═════ TASK DATA ═════

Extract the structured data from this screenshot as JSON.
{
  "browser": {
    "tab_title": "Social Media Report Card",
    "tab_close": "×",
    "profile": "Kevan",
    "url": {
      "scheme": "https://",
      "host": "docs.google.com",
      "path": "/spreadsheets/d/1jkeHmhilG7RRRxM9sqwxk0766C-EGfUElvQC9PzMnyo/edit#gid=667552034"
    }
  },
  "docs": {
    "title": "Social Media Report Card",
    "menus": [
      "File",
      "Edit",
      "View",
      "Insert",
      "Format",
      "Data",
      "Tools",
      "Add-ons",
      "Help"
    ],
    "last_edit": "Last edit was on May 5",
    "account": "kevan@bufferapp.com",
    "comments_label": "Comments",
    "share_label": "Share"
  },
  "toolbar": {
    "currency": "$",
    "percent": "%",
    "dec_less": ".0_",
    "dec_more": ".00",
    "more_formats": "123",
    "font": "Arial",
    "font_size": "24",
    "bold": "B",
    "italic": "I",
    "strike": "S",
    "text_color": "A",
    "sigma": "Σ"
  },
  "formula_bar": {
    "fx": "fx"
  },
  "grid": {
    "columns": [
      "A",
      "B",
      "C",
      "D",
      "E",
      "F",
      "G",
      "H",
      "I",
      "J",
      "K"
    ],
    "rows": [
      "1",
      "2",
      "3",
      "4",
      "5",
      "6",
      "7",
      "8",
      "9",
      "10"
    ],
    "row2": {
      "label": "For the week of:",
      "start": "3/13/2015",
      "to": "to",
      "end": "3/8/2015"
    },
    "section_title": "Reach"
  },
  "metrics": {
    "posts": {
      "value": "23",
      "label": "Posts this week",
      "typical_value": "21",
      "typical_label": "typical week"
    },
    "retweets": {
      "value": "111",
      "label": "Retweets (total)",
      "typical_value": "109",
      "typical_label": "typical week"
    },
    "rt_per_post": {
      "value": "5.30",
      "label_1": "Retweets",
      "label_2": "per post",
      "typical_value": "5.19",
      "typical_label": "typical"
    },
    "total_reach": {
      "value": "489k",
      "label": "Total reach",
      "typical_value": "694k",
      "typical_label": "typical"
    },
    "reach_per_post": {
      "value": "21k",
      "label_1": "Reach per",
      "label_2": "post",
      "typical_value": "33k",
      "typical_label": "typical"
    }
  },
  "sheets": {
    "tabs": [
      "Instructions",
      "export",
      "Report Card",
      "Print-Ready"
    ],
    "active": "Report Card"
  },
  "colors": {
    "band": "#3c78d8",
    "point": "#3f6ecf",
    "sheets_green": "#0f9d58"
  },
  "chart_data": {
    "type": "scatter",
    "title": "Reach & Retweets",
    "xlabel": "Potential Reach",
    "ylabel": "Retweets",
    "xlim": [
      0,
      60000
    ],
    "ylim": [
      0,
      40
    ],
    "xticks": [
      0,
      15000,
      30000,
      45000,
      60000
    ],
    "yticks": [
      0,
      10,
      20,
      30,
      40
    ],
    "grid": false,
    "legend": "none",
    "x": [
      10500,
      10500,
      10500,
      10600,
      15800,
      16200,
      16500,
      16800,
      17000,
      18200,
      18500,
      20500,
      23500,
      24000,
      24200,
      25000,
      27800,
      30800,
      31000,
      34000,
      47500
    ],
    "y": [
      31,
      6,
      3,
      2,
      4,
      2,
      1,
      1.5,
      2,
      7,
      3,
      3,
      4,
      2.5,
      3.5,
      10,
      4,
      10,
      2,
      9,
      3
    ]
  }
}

═════

WHAT THE EXERCISE ASKS - Copy every line of the material, please, keeping it exactly the same.

CORRECT RESULT -
Extract the structured data from this screenshot as JSON.
{
  "browser": {
    "tab_title": "Social Media Report Card",
    "tab_close": "×",
    "profile": "Kevan",
    "url": {
      "scheme": "https://",
      "host": "docs.google.com",
      "path": "/spreadsheets/d/1jkeHmhilG7RRRxM9sqwxk0766C-EGfUElvQC9PzMnyo/edit#gid=667552034"
    }
  },
  "docs": {
    "title": "Social Media Report Card",
    "menus": [
      "File",
      "Edit",
      "View",
      "Insert",
      "Format",
      "Data",
      "Tools",
      "Add-ons",
      "Help"
    ],
    "last_edit": "Last edit was on May 5",
    "account": "kevan@bufferapp.com",
    "comments_label": "Comments",
    "share_label": "Share"
  },
  "toolbar": {
    "currency": "$",
    "percent": "%",
    "dec_less": ".0_",
    "dec_more": ".00",
    "more_formats": "123",
    "font": "Arial",
    "font_size": "24",
    "bold": "B",
    "italic": "I",
    "strike": "S",
    "text_color": "A",
    "sigma": "Σ"
  },
  "formula_bar": {
    "fx": "fx"
  },
  "grid": {
    "columns": [
      "A",
      "B",
      "C",
      "D",
      "E",
      "F",
      "G",
      "H",
      "I",
      "J",
      "K"
    ],
    "rows": [
      "1",
      "2",
      "3",
      "4",
      "5",
      "6",
      "7",
      "8",
      "9",
      "10"
    ],
    "row2": {
      "label": "For the week of:",
      "start": "3/13/2015",
      "to": "to",
      "end": "3/8/2015"
    },
    "section_title": "Reach"
  },
  "metrics": {
    "posts": {
      "value": "23",
      "label": "Posts this week",
      "typical_value": "21",
      "typical_label": "typical week"
    },
    "retweets": {
      "value": "111",
      "label": "Retweets (total)",
      "typical_value": "109",
      "typical_label": "typical week"
    },
    "rt_per_post": {
      "value": "5.30",
      "label_1": "Retweets",
      "label_2": "per post",
      "typical_value": "5.19",
      "typical_label": "typical"
    },
    "total_reach": {
      "value": "489k",
      "label": "Total reach",
      "typical_value": "694k",
      "typical_label": "typical"
    },
    "reach_per_post": {
      "value": "21k",
      "label_1": "Reach per",
      "label_2": "post",
      "typical_value": "33k",
      "typical_label": "typical"
    }
  },
  "sheets": {
    "tabs": [
      "Instructions",
      "export",
      "Report Card",
      "Print-Ready"
    ],
    "active": "Report Card"
  },
  "colors": {
    "band": "#3c78d8",
    "point": "#3f6ecf",
    "sheets_green": "#0f9d58"
  },
  "chart_data": {
    "type": "scatter",
    "title": "Reach & Retweets",
    "xlabel": "Potential Reach",
    "ylabel": "Retweets",
    "xlim": [
      0,
      60000
    ],
    "ylim": [
      0,
      40
    ],
    "xticks": [
      0,
      15000,
      30000,
      45000,
      60000
    ],
    "yticks": [
      0,
      10,
      20,
      30,
      40
    ],
    "grid": false,
    "legend": "none",
    "x": [
      10500,
      10500,
      10500,
      10600,
      15800,
      16200,
      16500,
      16800,
      17000,
      18200,
      18500,
      20500,
      23500,
      24000,
      24200,
      25000,
      27800,
      30800,
      31000,
      34000,
      47500
    ],
    "y": [
      31,
      6,
      3,
      2,
      4,
      2,
      1,
      1.5,
      2,
      7,
      3,
      3,
      4,
      2.5,
      3.5,
      10,
      4,
      10,
      2,
      9,
      3
    ]
  }
}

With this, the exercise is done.